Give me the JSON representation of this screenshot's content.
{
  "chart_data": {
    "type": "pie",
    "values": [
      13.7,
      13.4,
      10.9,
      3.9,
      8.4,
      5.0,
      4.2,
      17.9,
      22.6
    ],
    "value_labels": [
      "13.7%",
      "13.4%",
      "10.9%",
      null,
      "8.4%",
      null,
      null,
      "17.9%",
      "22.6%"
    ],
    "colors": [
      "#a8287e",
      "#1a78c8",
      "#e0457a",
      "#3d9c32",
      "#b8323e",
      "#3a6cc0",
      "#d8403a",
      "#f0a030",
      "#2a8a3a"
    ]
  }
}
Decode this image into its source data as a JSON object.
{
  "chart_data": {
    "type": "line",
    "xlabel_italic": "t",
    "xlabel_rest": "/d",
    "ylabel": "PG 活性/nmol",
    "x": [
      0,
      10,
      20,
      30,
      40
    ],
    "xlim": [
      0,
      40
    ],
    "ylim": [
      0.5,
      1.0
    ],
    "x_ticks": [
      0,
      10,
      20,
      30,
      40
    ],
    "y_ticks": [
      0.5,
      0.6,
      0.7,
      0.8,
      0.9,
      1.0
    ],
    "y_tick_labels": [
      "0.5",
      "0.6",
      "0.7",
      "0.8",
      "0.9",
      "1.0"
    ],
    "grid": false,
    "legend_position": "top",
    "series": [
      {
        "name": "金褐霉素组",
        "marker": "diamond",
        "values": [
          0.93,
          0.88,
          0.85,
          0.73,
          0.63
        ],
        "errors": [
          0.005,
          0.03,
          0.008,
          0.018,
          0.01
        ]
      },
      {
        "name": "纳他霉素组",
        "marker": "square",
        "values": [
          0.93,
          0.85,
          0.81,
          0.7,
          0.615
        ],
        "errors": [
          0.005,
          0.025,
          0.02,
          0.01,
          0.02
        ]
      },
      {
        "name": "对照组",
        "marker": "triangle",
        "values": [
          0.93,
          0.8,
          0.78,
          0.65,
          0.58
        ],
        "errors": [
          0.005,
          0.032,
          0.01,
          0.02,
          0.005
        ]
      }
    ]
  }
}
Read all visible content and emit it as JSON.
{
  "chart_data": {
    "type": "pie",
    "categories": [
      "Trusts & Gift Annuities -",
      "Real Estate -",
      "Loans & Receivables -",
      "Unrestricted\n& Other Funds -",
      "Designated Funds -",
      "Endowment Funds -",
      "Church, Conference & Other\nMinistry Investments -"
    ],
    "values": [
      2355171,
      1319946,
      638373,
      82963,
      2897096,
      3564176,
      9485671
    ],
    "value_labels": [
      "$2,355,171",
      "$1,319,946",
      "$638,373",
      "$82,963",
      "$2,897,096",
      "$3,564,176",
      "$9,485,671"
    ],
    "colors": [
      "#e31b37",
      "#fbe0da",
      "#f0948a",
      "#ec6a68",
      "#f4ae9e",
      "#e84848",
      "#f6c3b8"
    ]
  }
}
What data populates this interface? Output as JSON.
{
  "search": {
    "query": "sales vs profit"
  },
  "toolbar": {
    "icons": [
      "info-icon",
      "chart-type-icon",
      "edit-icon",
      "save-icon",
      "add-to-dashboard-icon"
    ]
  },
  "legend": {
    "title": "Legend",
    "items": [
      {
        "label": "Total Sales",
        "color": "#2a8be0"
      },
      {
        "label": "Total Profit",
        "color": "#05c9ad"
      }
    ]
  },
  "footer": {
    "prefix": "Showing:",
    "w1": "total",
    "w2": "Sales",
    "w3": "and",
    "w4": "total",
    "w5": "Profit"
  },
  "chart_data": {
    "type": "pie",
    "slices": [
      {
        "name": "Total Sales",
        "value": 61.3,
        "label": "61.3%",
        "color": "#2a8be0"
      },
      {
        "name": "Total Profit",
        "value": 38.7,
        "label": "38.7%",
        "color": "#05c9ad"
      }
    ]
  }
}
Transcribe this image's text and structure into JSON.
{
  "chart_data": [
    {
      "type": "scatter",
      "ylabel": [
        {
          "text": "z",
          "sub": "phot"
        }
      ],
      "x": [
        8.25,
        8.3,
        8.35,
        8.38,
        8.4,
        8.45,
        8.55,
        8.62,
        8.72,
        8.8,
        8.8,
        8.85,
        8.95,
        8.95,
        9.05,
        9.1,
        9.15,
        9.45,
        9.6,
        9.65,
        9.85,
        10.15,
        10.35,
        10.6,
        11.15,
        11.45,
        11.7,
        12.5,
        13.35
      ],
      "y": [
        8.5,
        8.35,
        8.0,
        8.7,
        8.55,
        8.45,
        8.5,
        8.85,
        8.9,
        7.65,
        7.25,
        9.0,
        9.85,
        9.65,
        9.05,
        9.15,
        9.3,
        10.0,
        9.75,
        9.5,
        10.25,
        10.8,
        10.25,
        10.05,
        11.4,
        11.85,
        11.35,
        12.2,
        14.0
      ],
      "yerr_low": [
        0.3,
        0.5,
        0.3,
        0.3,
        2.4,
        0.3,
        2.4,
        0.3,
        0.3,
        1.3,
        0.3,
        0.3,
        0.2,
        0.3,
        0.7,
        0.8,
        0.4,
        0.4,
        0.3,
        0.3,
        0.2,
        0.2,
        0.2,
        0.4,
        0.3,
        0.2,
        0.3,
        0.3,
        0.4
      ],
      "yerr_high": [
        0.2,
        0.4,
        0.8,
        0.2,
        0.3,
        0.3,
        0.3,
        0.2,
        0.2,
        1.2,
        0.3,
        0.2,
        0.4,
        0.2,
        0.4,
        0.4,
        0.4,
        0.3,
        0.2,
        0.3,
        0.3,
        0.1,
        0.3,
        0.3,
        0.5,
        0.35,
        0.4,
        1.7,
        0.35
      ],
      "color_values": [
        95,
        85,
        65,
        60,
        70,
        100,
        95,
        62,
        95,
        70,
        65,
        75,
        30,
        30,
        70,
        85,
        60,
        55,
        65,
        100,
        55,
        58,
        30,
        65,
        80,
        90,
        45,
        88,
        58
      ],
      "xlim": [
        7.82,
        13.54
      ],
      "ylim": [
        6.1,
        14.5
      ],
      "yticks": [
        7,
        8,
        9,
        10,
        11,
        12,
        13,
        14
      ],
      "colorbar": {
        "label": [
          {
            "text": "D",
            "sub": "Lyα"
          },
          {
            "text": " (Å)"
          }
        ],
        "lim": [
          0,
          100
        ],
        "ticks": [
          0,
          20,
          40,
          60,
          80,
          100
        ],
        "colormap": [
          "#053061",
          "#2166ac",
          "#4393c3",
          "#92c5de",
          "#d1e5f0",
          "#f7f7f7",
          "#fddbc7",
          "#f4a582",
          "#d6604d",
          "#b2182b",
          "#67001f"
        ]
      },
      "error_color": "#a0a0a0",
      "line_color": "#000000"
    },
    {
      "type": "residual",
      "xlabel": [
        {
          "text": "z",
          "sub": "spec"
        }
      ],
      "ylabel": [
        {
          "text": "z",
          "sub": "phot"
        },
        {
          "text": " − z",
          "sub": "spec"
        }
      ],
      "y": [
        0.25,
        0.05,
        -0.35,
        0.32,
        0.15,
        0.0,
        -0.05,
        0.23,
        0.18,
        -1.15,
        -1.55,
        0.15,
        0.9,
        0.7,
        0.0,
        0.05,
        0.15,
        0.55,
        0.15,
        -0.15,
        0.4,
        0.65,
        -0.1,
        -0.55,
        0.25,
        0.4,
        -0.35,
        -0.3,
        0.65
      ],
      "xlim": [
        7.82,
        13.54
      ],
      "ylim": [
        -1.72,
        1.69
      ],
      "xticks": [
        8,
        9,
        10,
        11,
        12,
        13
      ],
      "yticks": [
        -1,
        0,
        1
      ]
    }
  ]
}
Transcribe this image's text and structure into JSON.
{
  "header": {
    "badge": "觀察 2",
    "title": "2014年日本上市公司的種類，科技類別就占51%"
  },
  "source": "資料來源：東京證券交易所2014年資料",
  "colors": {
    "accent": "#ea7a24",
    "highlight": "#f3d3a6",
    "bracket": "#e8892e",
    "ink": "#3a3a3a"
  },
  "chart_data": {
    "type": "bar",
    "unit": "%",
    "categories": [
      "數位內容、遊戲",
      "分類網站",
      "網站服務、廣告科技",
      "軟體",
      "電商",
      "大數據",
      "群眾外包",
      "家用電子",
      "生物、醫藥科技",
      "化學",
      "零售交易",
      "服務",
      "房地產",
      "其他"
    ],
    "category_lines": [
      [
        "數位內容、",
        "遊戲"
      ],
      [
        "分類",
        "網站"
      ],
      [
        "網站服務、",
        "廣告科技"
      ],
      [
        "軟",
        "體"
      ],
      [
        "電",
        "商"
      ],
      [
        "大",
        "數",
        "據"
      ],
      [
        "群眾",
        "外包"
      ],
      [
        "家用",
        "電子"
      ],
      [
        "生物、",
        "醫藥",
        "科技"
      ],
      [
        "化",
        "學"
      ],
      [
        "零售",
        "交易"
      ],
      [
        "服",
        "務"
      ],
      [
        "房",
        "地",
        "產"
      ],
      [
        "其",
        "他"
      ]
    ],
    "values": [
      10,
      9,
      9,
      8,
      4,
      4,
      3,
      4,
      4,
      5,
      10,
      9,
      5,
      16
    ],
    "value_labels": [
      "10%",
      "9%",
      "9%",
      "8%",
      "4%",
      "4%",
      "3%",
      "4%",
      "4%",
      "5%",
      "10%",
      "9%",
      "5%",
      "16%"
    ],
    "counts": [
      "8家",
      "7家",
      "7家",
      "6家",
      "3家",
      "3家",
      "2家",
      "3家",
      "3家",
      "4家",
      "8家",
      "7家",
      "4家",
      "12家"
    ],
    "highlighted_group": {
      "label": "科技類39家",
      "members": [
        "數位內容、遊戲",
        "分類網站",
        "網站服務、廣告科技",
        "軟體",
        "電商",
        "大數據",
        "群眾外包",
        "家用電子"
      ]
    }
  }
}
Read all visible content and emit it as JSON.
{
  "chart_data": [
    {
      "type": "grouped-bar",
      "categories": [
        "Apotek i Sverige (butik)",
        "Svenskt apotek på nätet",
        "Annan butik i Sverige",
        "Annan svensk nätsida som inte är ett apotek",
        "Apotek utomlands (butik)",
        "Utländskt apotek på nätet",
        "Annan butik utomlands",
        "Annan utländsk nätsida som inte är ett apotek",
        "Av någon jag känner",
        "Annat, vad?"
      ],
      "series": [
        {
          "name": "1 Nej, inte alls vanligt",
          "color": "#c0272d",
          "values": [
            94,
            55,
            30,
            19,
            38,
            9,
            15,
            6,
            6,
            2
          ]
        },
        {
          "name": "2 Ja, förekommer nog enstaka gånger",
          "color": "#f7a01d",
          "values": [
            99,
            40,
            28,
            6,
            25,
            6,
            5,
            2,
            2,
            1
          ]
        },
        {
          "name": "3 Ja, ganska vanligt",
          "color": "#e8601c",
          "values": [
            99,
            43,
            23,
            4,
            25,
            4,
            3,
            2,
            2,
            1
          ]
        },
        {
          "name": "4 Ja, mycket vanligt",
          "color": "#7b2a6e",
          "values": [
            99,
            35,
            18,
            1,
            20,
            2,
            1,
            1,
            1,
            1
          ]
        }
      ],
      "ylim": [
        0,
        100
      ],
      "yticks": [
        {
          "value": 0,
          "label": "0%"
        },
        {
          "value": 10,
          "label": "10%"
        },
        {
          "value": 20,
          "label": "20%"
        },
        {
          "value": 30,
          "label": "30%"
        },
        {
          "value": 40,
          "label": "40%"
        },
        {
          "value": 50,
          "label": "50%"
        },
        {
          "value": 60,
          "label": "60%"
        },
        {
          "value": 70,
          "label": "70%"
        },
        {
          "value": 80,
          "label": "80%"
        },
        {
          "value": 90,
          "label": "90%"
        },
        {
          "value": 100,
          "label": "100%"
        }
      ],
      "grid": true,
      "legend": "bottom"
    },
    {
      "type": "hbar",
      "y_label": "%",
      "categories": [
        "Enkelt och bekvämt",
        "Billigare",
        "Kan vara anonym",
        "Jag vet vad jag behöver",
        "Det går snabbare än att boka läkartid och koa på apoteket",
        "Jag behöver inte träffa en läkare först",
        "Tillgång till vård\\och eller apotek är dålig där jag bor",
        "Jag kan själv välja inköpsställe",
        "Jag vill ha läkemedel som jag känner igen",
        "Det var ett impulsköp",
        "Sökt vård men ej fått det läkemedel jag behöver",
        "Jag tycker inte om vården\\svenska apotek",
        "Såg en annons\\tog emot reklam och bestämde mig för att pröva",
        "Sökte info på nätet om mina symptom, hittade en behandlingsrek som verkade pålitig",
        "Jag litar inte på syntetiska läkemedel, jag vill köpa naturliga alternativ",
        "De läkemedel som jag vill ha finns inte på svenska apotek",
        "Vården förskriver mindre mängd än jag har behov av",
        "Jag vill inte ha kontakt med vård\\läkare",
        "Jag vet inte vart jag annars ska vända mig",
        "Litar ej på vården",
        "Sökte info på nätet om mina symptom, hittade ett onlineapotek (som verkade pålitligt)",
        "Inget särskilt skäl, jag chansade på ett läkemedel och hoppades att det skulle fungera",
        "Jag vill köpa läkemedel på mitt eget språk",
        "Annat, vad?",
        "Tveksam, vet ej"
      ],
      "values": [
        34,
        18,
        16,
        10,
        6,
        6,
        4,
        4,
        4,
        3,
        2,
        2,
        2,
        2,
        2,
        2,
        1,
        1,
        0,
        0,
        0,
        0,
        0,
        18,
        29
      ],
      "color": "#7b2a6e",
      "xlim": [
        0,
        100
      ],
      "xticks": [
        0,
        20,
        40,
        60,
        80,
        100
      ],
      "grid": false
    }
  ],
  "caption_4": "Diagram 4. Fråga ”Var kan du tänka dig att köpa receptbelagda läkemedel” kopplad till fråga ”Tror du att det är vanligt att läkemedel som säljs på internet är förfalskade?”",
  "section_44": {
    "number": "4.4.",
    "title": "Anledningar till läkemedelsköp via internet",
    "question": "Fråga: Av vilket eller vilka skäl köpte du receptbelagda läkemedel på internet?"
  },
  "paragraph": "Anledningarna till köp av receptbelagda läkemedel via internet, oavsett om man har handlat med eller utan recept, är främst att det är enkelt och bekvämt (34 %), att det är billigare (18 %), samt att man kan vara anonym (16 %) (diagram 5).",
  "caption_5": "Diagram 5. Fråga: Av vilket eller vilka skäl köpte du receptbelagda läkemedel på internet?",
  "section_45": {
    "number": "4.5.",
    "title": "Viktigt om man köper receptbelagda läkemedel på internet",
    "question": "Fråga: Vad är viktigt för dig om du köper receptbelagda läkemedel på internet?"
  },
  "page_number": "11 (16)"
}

********

## Goal
Find every line in the records that contains the word "Annan"; copy those lines.

## In response
        "Annan butik i Sverige",
        "Annan svensk nätsida som inte är ett apotek",
        "Annan butik utomlands",
        "Annan utländsk nätsida som inte är ett apotek",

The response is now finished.